### Description of the task
Can you reproduce every line of the records below word for word, leaving out the pictures?

-- START Provided information --

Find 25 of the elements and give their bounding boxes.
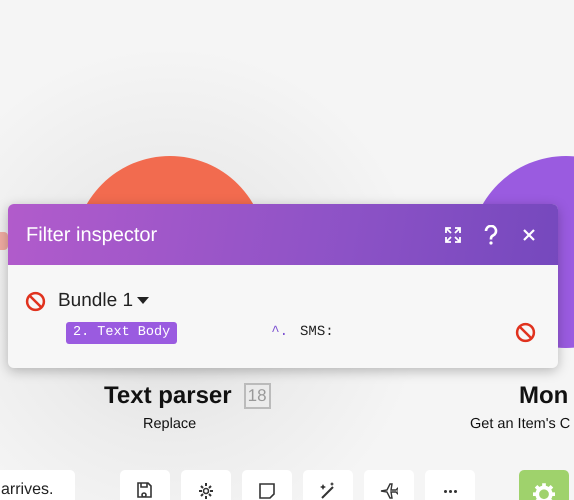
tool-button[interactable] [120, 470, 170, 500]
field-tag: 2. Text Body [66, 322, 178, 344]
condition-value: SMS: [300, 323, 334, 342]
module-subtitle: Replace [143, 415, 196, 434]
save-icon [136, 482, 154, 500]
tool-button[interactable] [303, 470, 353, 500]
prohibited-icon[interactable] [25, 290, 46, 312]
airplane-icon [380, 482, 398, 500]
prohibited-icon[interactable] [515, 322, 536, 344]
operator: ^. [271, 323, 288, 342]
gear-icon [533, 482, 555, 500]
module-subtitle: Get an Item's C [470, 415, 570, 434]
tool-button[interactable] [242, 470, 292, 500]
caret-icon [137, 297, 150, 306]
tool-button[interactable] [181, 470, 231, 500]
bundle-dropdown[interactable]: Bundle 1 [54, 287, 150, 316]
module-title: Text parser [104, 381, 232, 411]
settings-icon [197, 482, 215, 500]
panel-title: Filter inspector [26, 222, 158, 248]
note-icon [258, 482, 276, 500]
module-title: Mon [519, 381, 568, 411]
more-icon [444, 490, 456, 493]
tool-button[interactable] [364, 470, 414, 500]
note-text: arrives. [1, 481, 54, 499]
operation-count: 18 [244, 383, 271, 409]
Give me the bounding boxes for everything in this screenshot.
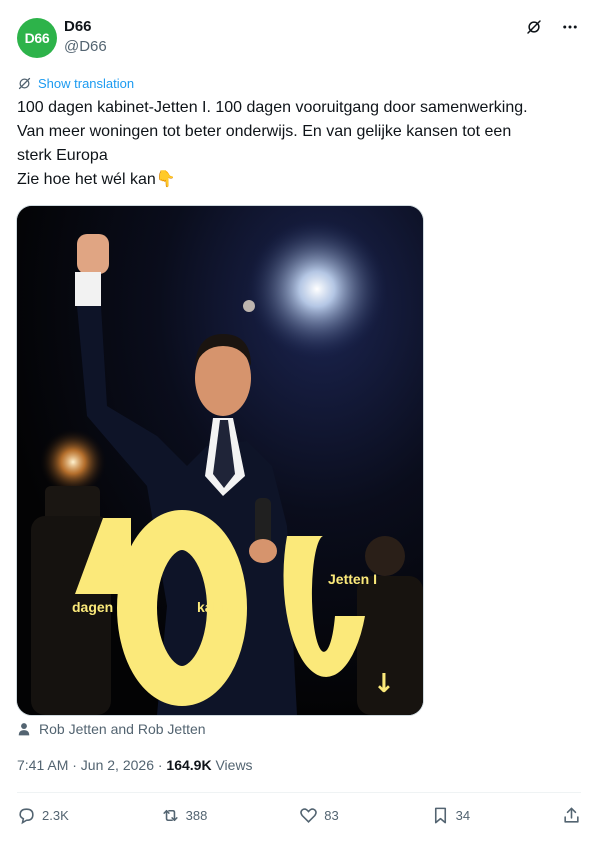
bookmark-icon <box>434 807 446 824</box>
show-translation-link[interactable]: Show translation <box>17 76 134 91</box>
share-button[interactable] <box>562 806 581 825</box>
label-jetten: Jetten I <box>328 571 377 587</box>
person-icon <box>18 723 30 736</box>
author-handle[interactable]: @D66 <box>64 38 107 55</box>
more-icon[interactable] <box>559 16 581 38</box>
label-dagen: dagen <box>72 599 113 615</box>
tagged-people[interactable]: Rob Jetten and Rob Jetten <box>17 721 206 737</box>
translate-icon <box>18 77 31 90</box>
like-button[interactable]: 83 <box>299 806 339 825</box>
repost-icon <box>163 809 178 822</box>
stage-spotlight <box>247 219 387 359</box>
grok-icon[interactable] <box>523 16 545 38</box>
views-label: Views <box>211 757 253 773</box>
repost-button[interactable]: 388 <box>161 806 208 825</box>
tweet-text: 100 dagen kabinet-Jetten I. 100 dagen vo… <box>17 99 528 188</box>
like-count: 83 <box>324 808 339 823</box>
top-actions <box>523 16 581 38</box>
post-image[interactable]: dagen kabinet Jetten I ↓ <box>16 205 424 716</box>
post-meta: 7:41 AM · Jun 2, 2026 · 164.9K Views <box>17 757 253 773</box>
author-name[interactable]: D66 <box>64 18 92 35</box>
repost-count: 388 <box>185 808 208 823</box>
heart-icon <box>300 808 318 823</box>
post-time[interactable]: 7:41 AM · Jun 2, 2026 · <box>17 757 166 773</box>
divider <box>17 792 581 793</box>
action-bar: 2.3K 388 83 34 <box>17 806 581 825</box>
tagged-label: Rob Jetten and Rob Jetten <box>39 721 206 737</box>
views-count: 164.9K <box>166 757 212 773</box>
avatar[interactable]: D66 <box>17 18 57 58</box>
bookmark-button[interactable]: 34 <box>431 806 470 825</box>
share-icon <box>564 807 579 823</box>
reply-icon <box>19 808 34 825</box>
show-translation-label: Show translation <box>38 76 135 91</box>
arrow-down-icon: ↓ <box>373 669 395 699</box>
warm-light <box>39 428 107 496</box>
reply-button[interactable]: 2.3K <box>17 806 69 825</box>
reply-count: 2.3K <box>42 808 69 823</box>
small-light <box>243 300 255 312</box>
label-kabinet: kabinet <box>197 599 246 615</box>
bookmark-count: 34 <box>455 808 471 823</box>
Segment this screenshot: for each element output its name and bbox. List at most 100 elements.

-- END Provided information --

### Output
Find 25 of the elements and give their bounding boxes.
tool-button[interactable] [120, 470, 170, 500]
field-tag: 2. Text Body [66, 322, 178, 344]
condition-value: SMS: [300, 323, 334, 342]
module-subtitle: Replace [143, 415, 196, 434]
save-icon [136, 482, 154, 500]
tool-button[interactable] [303, 470, 353, 500]
prohibited-icon[interactable] [25, 290, 46, 312]
airplane-icon [380, 482, 398, 500]
prohibited-icon[interactable] [515, 322, 536, 344]
operator: ^. [271, 323, 288, 342]
gear-icon [533, 482, 555, 500]
module-subtitle: Get an Item's C [470, 415, 570, 434]
tool-button[interactable] [242, 470, 292, 500]
caret-icon [137, 297, 150, 306]
tool-button[interactable] [181, 470, 231, 500]
bundle-dropdown[interactable]: Bundle 1 [54, 287, 150, 316]
module-title: Text parser [104, 381, 232, 411]
settings-icon [197, 482, 215, 500]
panel-title: Filter inspector [26, 222, 158, 248]
note-icon [258, 482, 276, 500]
module-title: Mon [519, 381, 568, 411]
more-icon [444, 490, 456, 493]
tool-button[interactable] [364, 470, 414, 500]
note-text: arrives. [1, 481, 54, 499]
operation-count: 18 [244, 383, 271, 409]
Give me the bounding boxes for everything in this screenshot.
bookmark-icon <box>434 807 446 824</box>
show-translation-link[interactable]: Show translation <box>17 76 134 91</box>
share-button[interactable] <box>562 806 581 825</box>
label-jetten: Jetten I <box>328 571 377 587</box>
person-icon <box>18 723 30 736</box>
author-handle[interactable]: @D66 <box>64 38 107 55</box>
more-icon[interactable] <box>559 16 581 38</box>
label-dagen: dagen <box>72 599 113 615</box>
tagged-people[interactable]: Rob Jetten and Rob Jetten <box>17 721 206 737</box>
translate-icon <box>18 77 31 90</box>
like-button[interactable]: 83 <box>299 806 339 825</box>
repost-icon <box>163 809 178 822</box>
stage-spotlight <box>247 219 387 359</box>
grok-icon[interactable] <box>523 16 545 38</box>
views-label: Views <box>211 757 253 773</box>
repost-button[interactable]: 388 <box>161 806 208 825</box>
tweet-text: 100 dagen kabinet-Jetten I. 100 dagen vo… <box>17 99 528 188</box>
like-count: 83 <box>324 808 339 823</box>
top-actions <box>523 16 581 38</box>
post-image[interactable]: dagen kabinet Jetten I ↓ <box>16 205 424 716</box>
post-meta: 7:41 AM · Jun 2, 2026 · 164.9K Views <box>17 757 253 773</box>
author-name[interactable]: D66 <box>64 18 92 35</box>
repost-count: 388 <box>185 808 208 823</box>
heart-icon <box>300 808 318 823</box>
post-time[interactable]: 7:41 AM · Jun 2, 2026 · <box>17 757 166 773</box>
divider <box>17 792 581 793</box>
action-bar: 2.3K 388 83 34 <box>17 806 581 825</box>
tagged-label: Rob Jetten and Rob Jetten <box>39 721 206 737</box>
views-count: 164.9K <box>166 757 212 773</box>
avatar[interactable]: D66 <box>17 18 57 58</box>
bookmark-button[interactable]: 34 <box>431 806 470 825</box>
share-icon <box>564 807 579 823</box>
reply-icon <box>19 808 34 825</box>
show-translation-label: Show translation <box>38 76 135 91</box>
arrow-down-icon: ↓ <box>373 669 395 699</box>
warm-light <box>39 428 107 496</box>
reply-button[interactable]: 2.3K <box>17 806 69 825</box>
reply-count: 2.3K <box>42 808 69 823</box>
small-light <box>243 300 255 312</box>
label-kabinet: kabinet <box>197 599 246 615</box>
bookmark-count: 34 <box>455 808 471 823</box>
Segment this screenshot: for each element output its name and bbox. List at most 100 elements.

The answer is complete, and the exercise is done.